» To be done
Answer with a single number, the count of lines holding the word "this".

» Data supplied
★ ★ ★ ★

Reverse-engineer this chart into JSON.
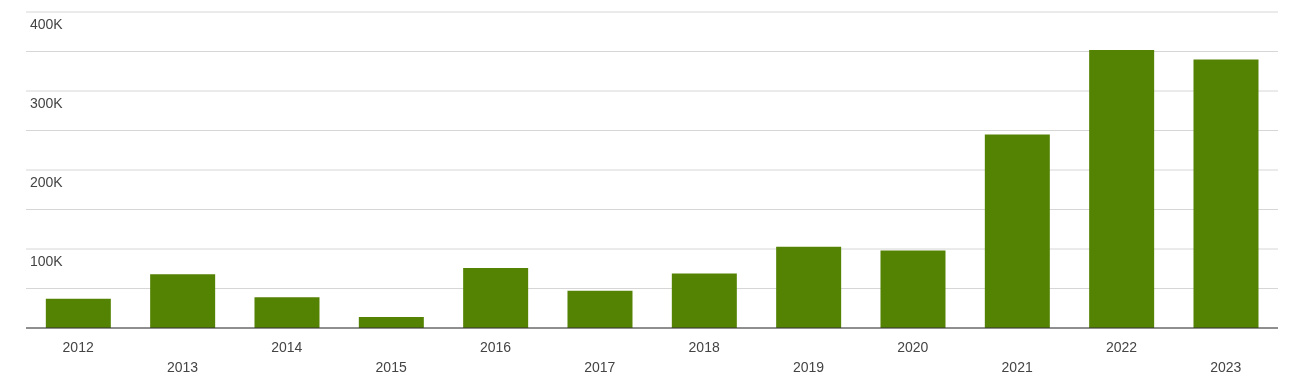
{
  "chart_data": {
    "type": "bar",
    "categories": [
      "2012",
      "2013",
      "2014",
      "2015",
      "2016",
      "2017",
      "2018",
      "2019",
      "2020",
      "2021",
      "2022",
      "2023"
    ],
    "values": [
      37000,
      68000,
      39000,
      14000,
      76000,
      47000,
      69000,
      103000,
      98000,
      245000,
      352000,
      340000
    ],
    "color": "#548203",
    "ylim": [
      0,
      400000
    ],
    "yticks": [
      {
        "value": 0,
        "label": null
      },
      {
        "value": 50000,
        "label": null
      },
      {
        "value": 100000,
        "label": "100K"
      },
      {
        "value": 150000,
        "label": null
      },
      {
        "value": 200000,
        "label": "200K"
      },
      {
        "value": 250000,
        "label": null
      },
      {
        "value": 300000,
        "label": "300K"
      },
      {
        "value": 350000,
        "label": null
      },
      {
        "value": 400000,
        "label": "400K"
      }
    ],
    "grid": "y"
  }
}
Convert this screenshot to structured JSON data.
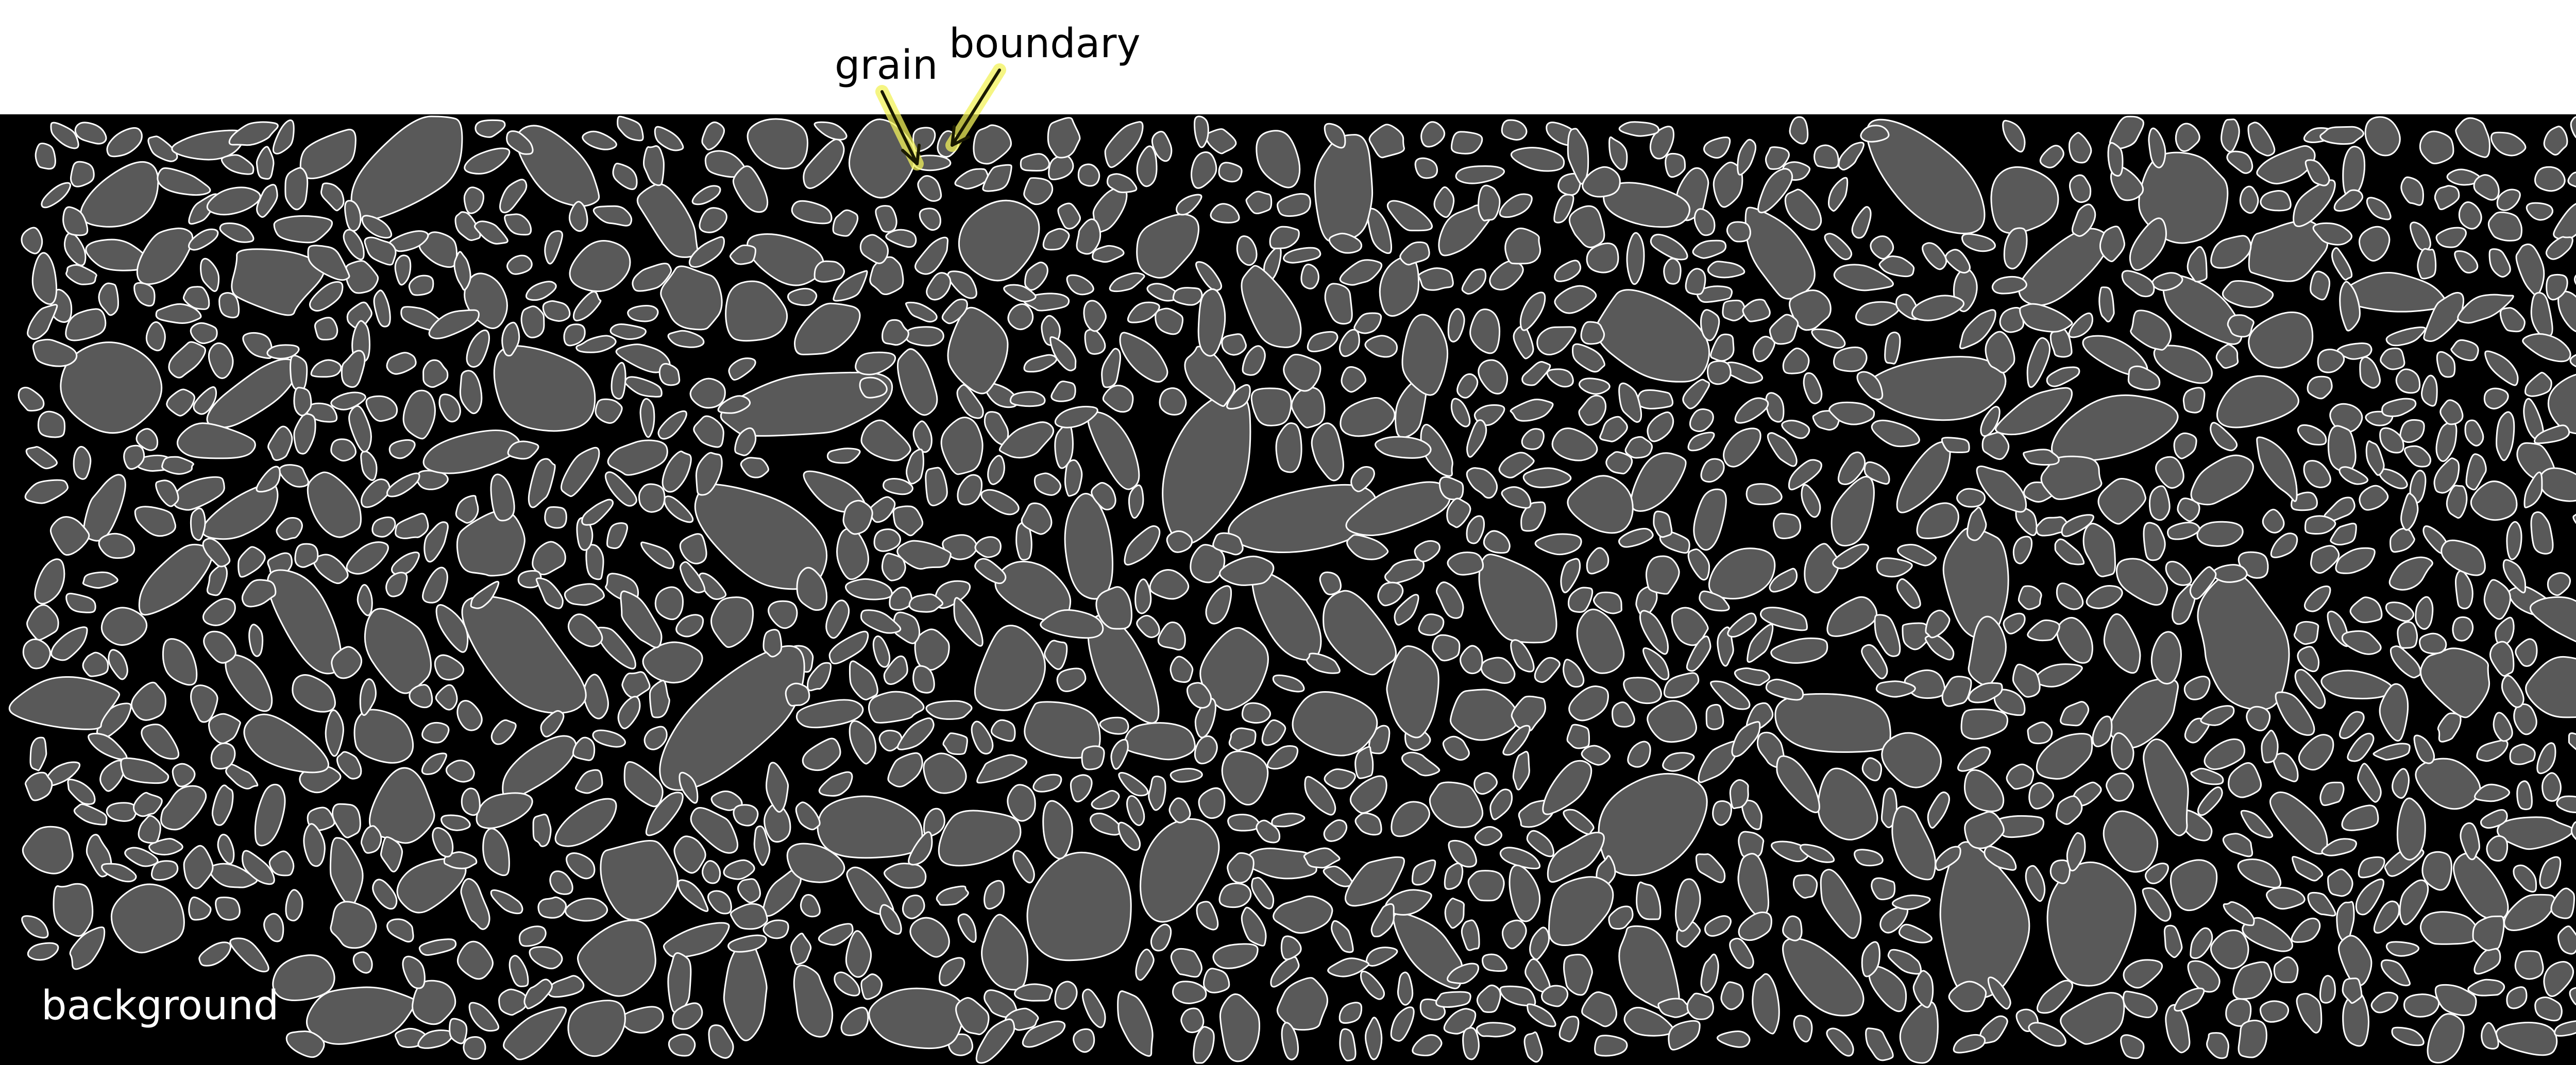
{
  "labels": {
    "grain": "grain",
    "boundary": "boundary",
    "background": "background"
  },
  "colors": {
    "grain_fill": "#595959",
    "boundary_stroke": "#ffffff",
    "background": "#000000",
    "callout_glow": "#f2f25a",
    "callout_line": "#1a1a00"
  }
}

★ ★ ★ ★

» Exercise answer
2